Print the entries verbatim, leaving out the images they contain.
>> start LISTING
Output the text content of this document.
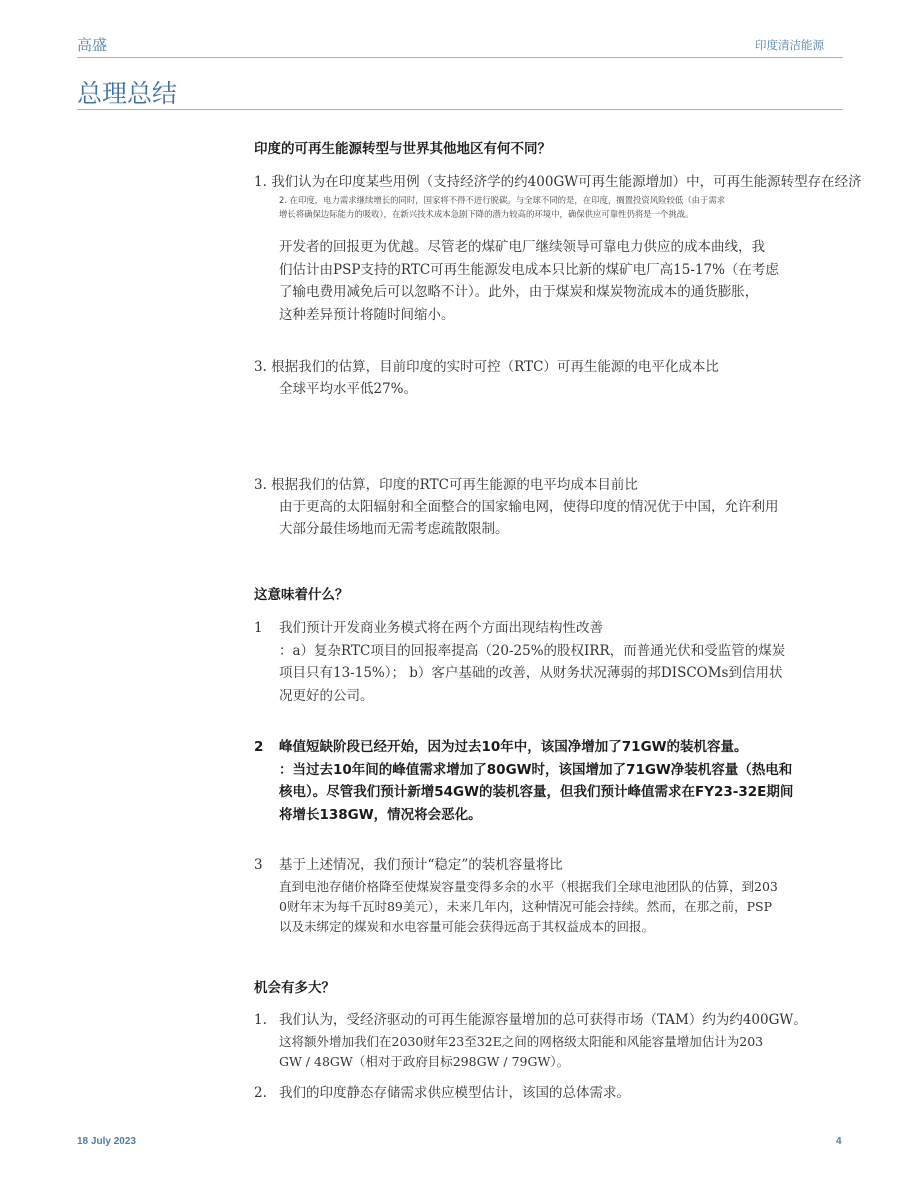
高盛	印度清洁能源
总理总结
印度的可再生能源转型与世界其他地区有何不同？
1. 我们认为在印度某些用例（支持经济学的约400GW可再生能源增加）中，可再生能源转型存在经济
2. 在印度，电力需求继续增长的同时，国家将不得不进行脱碳。与全球不同的是，在印度，搁置投资风险较低（由于需求
增长将确保边际能力的吸收），在新兴技术成本急剧下降的潜力较高的环境中，确保供应可靠性仍将是一个挑战。
开发者的回报更为优越。尽管老的煤矿电厂继续领导可靠电力供应的成本曲线，我
们估计由PSP支持的RTC可再生能源发电成本只比新的煤矿电厂高15-17%（在考虑
了输电费用减免后可以忽略不计）。此外，由于煤炭和煤炭物流成本的通货膨胀，
这种差异预计将随时间缩小。
3. 根据我们的估算，目前印度的实时可控（RTC）可再生能源的电平化成本比
全球平均水平低27%。
3. 根据我们的估算，印度的RTC可再生能源的电平均成本目前比
由于更高的太阳辐射和全面整合的国家输电网，使得印度的情况优于中国，允许利用
大部分最佳场地而无需考虑疏散限制。
这意味着什么？
1 我们预计开发商业务模式将在两个方面出现结构性改善
：a）复杂RTC项目的回报率提高（20-25%的股权IRR，而普通光伏和受监管的煤炭
项目只有13-15%）； b）客户基础的改善，从财务状况薄弱的邦DISCOMs到信用状
况更好的公司。
2 峰值短缺阶段已经开始，因为过去10年中，该国净增加了71GW的装机容量。
：当过去10年间的峰值需求增加了80GW时，该国增加了71GW净装机容量（热电和
核电）。尽管我们预计新增54GW的装机容量，但我们预计峰值需求在FY23-32E期间
将增长138GW，情况将会恶化。
3 基于上述情况，我们预计“稳定”的装机容量将比
直到电池存储价格降至使煤炭容量变得多余的水平（根据我们全球电池团队的估算，到203
0财年末为每千瓦时89美元），未来几年内，这种情况可能会持续。然而，在那之前，PSP
以及未绑定的煤炭和水电容量可能会获得远高于其权益成本的回报。
机会有多大？
1. 我们认为，受经济驱动的可再生能源容量增加的总可获得市场（TAM）约为约400GW。
这将额外增加我们在2030财年23至32E之间的网格级太阳能和风能容量增加估计为203
GW / 48GW（相对于政府目标298GW / 79GW）。
2. 我们的印度静态存储需求供应模型估计，该国的总体需求。
18 July 2023	4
>> end LISTING
- [TASK ANSWER]:
Output the text content of this document.
高盛	印度清洁能源
总理总结
印度的可再生能源转型与世界其他地区有何不同？
1. 我们认为在印度某些用例（支持经济学的约400GW可再生能源增加）中，可再生能源转型存在经济
2. 在印度，电力需求继续增长的同时，国家将不得不进行脱碳。与全球不同的是，在印度，搁置投资风险较低（由于需求
增长将确保边际能力的吸收），在新兴技术成本急剧下降的潜力较高的环境中，确保供应可靠性仍将是一个挑战。
开发者的回报更为优越。尽管老的煤矿电厂继续领导可靠电力供应的成本曲线，我
们估计由PSP支持的RTC可再生能源发电成本只比新的煤矿电厂高15-17%（在考虑
了输电费用减免后可以忽略不计）。此外，由于煤炭和煤炭物流成本的通货膨胀，
这种差异预计将随时间缩小。
3. 根据我们的估算，目前印度的实时可控（RTC）可再生能源的电平化成本比
全球平均水平低27%。
3. 根据我们的估算，印度的RTC可再生能源的电平均成本目前比
由于更高的太阳辐射和全面整合的国家输电网，使得印度的情况优于中国，允许利用
大部分最佳场地而无需考虑疏散限制。
这意味着什么？
1 我们预计开发商业务模式将在两个方面出现结构性改善
：a）复杂RTC项目的回报率提高（20-25%的股权IRR，而普通光伏和受监管的煤炭
项目只有13-15%）； b）客户基础的改善，从财务状况薄弱的邦DISCOMs到信用状
况更好的公司。
2 峰值短缺阶段已经开始，因为过去10年中，该国净增加了71GW的装机容量。
：当过去10年间的峰值需求增加了80GW时，该国增加了71GW净装机容量（热电和
核电）。尽管我们预计新增54GW的装机容量，但我们预计峰值需求在FY23-32E期间
将增长138GW，情况将会恶化。
3 基于上述情况，我们预计“稳定”的装机容量将比
直到电池存储价格降至使煤炭容量变得多余的水平（根据我们全球电池团队的估算，到203
0财年末为每千瓦时89美元），未来几年内，这种情况可能会持续。然而，在那之前，PSP
以及未绑定的煤炭和水电容量可能会获得远高于其权益成本的回报。
机会有多大？
1. 我们认为，受经济驱动的可再生能源容量增加的总可获得市场（TAM）约为约400GW。
这将额外增加我们在2030财年23至32E之间的网格级太阳能和风能容量增加估计为203
GW / 48GW（相对于政府目标298GW / 79GW）。
2. 我们的印度静态存储需求供应模型估计，该国的总体需求。
18 July 2023	4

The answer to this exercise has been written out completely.